Write out the material exactly, leaving every picture behind.

--- start of DATA FOR THE TASK ---

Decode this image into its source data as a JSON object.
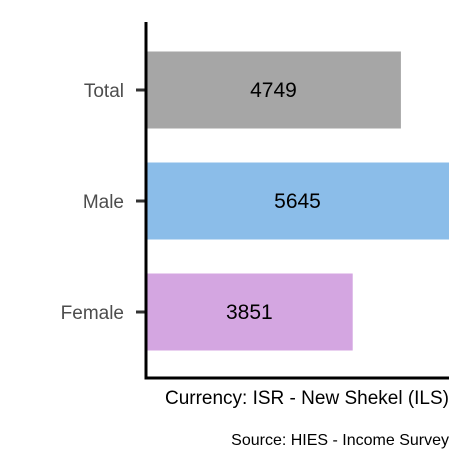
{
  "chart_data": {
    "type": "bar",
    "orientation": "horizontal",
    "categories": [
      "Total",
      "Male",
      "Female"
    ],
    "values": [
      4749,
      5645,
      3851
    ],
    "data_labels": [
      "4749",
      "5645",
      "3851"
    ],
    "xlabel": "Currency: ISR - New Shekel (ILS)",
    "caption": "Source:  HIES - Income Survey",
    "xlim": [
      0,
      5645
    ],
    "grid": false,
    "legend": "none",
    "colors": [
      "#a6a6a6",
      "#8bbde9",
      "#d4a6e1"
    ]
  }
}
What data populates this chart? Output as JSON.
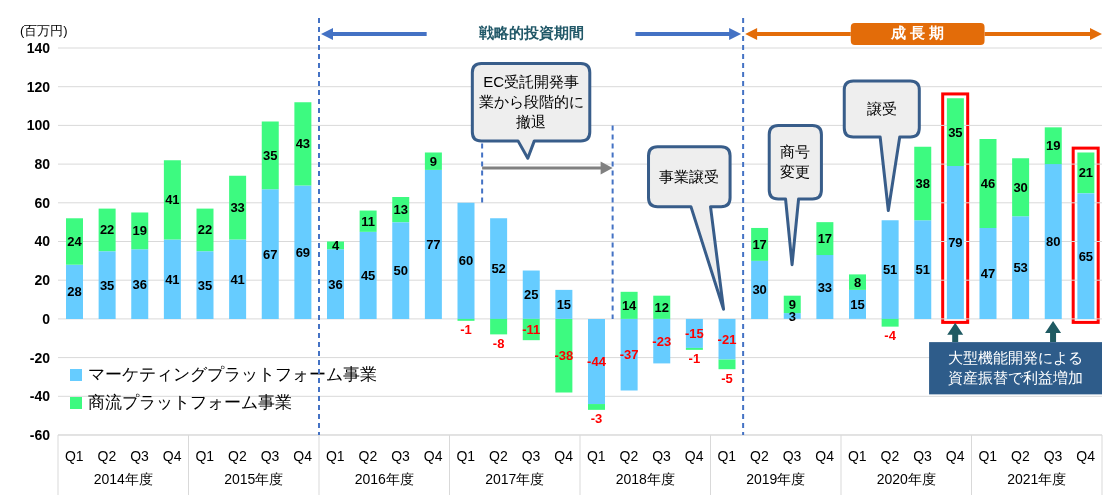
{
  "chart_data": {
    "type": "bar",
    "stacked": true,
    "ylabel": "(百万円)",
    "categories": [
      "Q1",
      "Q2",
      "Q3",
      "Q4",
      "Q1",
      "Q2",
      "Q3",
      "Q4",
      "Q1",
      "Q2",
      "Q3",
      "Q4",
      "Q1",
      "Q2",
      "Q3",
      "Q4",
      "Q1",
      "Q2",
      "Q3",
      "Q4",
      "Q1",
      "Q2",
      "Q3",
      "Q4",
      "Q1",
      "Q2",
      "Q3",
      "Q4",
      "Q1",
      "Q2",
      "Q3",
      "Q4"
    ],
    "series": [
      {
        "name": "マーケティングプラットフォーム事業",
        "color": "#66ccff",
        "values": [
          28,
          35,
          36,
          41,
          35,
          41,
          67,
          69,
          36,
          45,
          50,
          77,
          60,
          52,
          25,
          15,
          -44,
          -37,
          -23,
          -15,
          -21,
          30,
          3,
          33,
          15,
          51,
          51,
          79,
          47,
          53,
          80,
          65
        ]
      },
      {
        "name": "商流プラットフォーム事業",
        "color": "#3dfa80",
        "values": [
          24,
          22,
          19,
          41,
          22,
          33,
          35,
          43,
          4,
          11,
          13,
          9,
          -1,
          -8,
          -11,
          -38,
          -3,
          14,
          12,
          -1,
          -5,
          17,
          9,
          17,
          8,
          -4,
          38,
          35,
          46,
          30,
          19,
          21
        ]
      }
    ],
    "ylim": [
      -60,
      140
    ],
    "yticks": [
      -60,
      -40,
      -20,
      0,
      20,
      40,
      60,
      80,
      100,
      120,
      140
    ],
    "grid": "y",
    "legend": "bottom left",
    "data_labels": true,
    "annotations": [
      "2014年度",
      "2015年度",
      "2016年度",
      "2017年度",
      "2018年度",
      "2019年度",
      "2020年度",
      "2021年度",
      "戦略的投資期間",
      "成 長 期",
      "EC受託開発事業から段階的に撤退",
      "事業譲受",
      "商号変更",
      "譲受",
      "大型機能開発による資産振替で利益増加"
    ]
  }
}
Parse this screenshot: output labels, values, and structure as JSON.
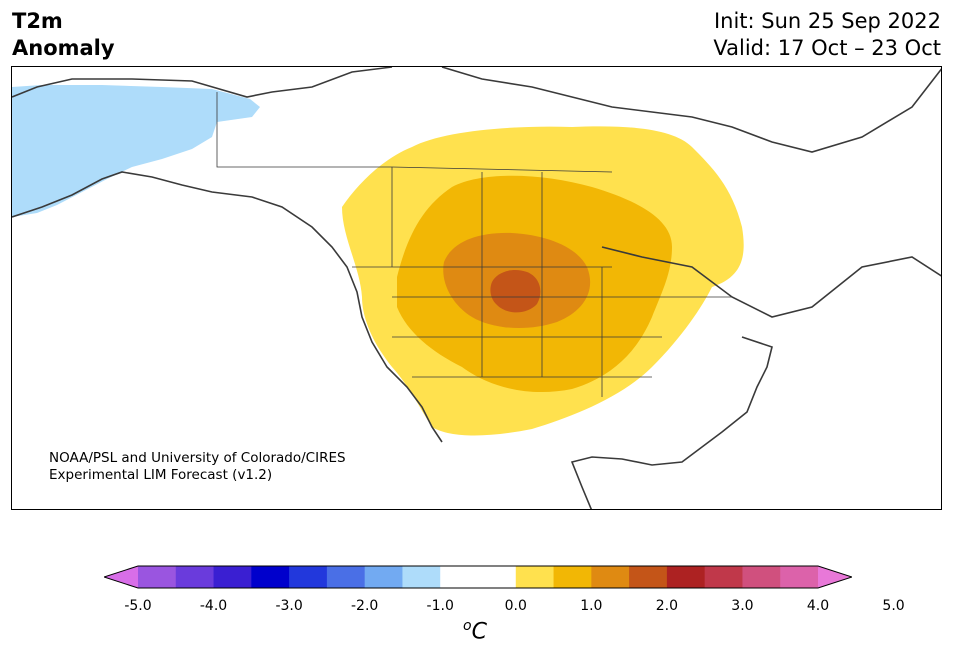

--- end of DATA FOR THE TASK ---

SOLUTION TO THIS TASK
Decode this image into its source data as a JSON object.
{
  "chart_data": {
    "type": "bar",
    "orientation": "horizontal",
    "categories": [
      "Total",
      "Male",
      "Female"
    ],
    "values": [
      4749,
      5645,
      3851
    ],
    "data_labels": [
      "4749",
      "5645",
      "3851"
    ],
    "xlabel": "Currency: ISR - New Shekel (ILS)",
    "caption": "Source:  HIES - Income Survey",
    "xlim": [
      0,
      5645
    ],
    "grid": false,
    "legend": "none",
    "colors": [
      "#a6a6a6",
      "#8bbde9",
      "#d4a6e1"
    ]
  }
}
What data populates this chart? Output as JSON.
{
  "chart_data": {
    "type": "bar",
    "stacked": true,
    "ylabel": "(百万円)",
    "categories": [
      "Q1",
      "Q2",
      "Q3",
      "Q4",
      "Q1",
      "Q2",
      "Q3",
      "Q4",
      "Q1",
      "Q2",
      "Q3",
      "Q4",
      "Q1",
      "Q2",
      "Q3",
      "Q4",
      "Q1",
      "Q2",
      "Q3",
      "Q4",
      "Q1",
      "Q2",
      "Q3",
      "Q4",
      "Q1",
      "Q2",
      "Q3",
      "Q4",
      "Q1",
      "Q2",
      "Q3",
      "Q4"
    ],
    "series": [
      {
        "name": "マーケティングプラットフォーム事業",
        "color": "#66ccff",
        "values": [
          28,
          35,
          36,
          41,
          35,
          41,
          67,
          69,
          36,
          45,
          50,
          77,
          60,
          52,
          25,
          15,
          -44,
          -37,
          -23,
          -15,
          -21,
          30,
          3,
          33,
          15,
          51,
          51,
          79,
          47,
          53,
          80,
          65
        ]
      },
      {
        "name": "商流プラットフォーム事業",
        "color": "#3dfa80",
        "values": [
          24,
          22,
          19,
          41,
          22,
          33,
          35,
          43,
          4,
          11,
          13,
          9,
          -1,
          -8,
          -11,
          -38,
          -3,
          14,
          12,
          -1,
          -5,
          17,
          9,
          17,
          8,
          -4,
          38,
          35,
          46,
          30,
          19,
          21
        ]
      }
    ],
    "ylim": [
      -60,
      140
    ],
    "yticks": [
      -60,
      -40,
      -20,
      0,
      20,
      40,
      60,
      80,
      100,
      120,
      140
    ],
    "grid": "y",
    "legend": "bottom left",
    "data_labels": true,
    "annotations": [
      "2014年度",
      "2015年度",
      "2016年度",
      "2017年度",
      "2018年度",
      "2019年度",
      "2020年度",
      "2021年度",
      "戦略的投資期間",
      "成 長 期",
      "EC受託開発事業から段階的に撤退",
      "事業譲受",
      "商号変更",
      "譲受",
      "大型機能開発による資産振替で利益増加"
    ]
  }
}
Parse this screenshot: output labels, values, and structure as JSON.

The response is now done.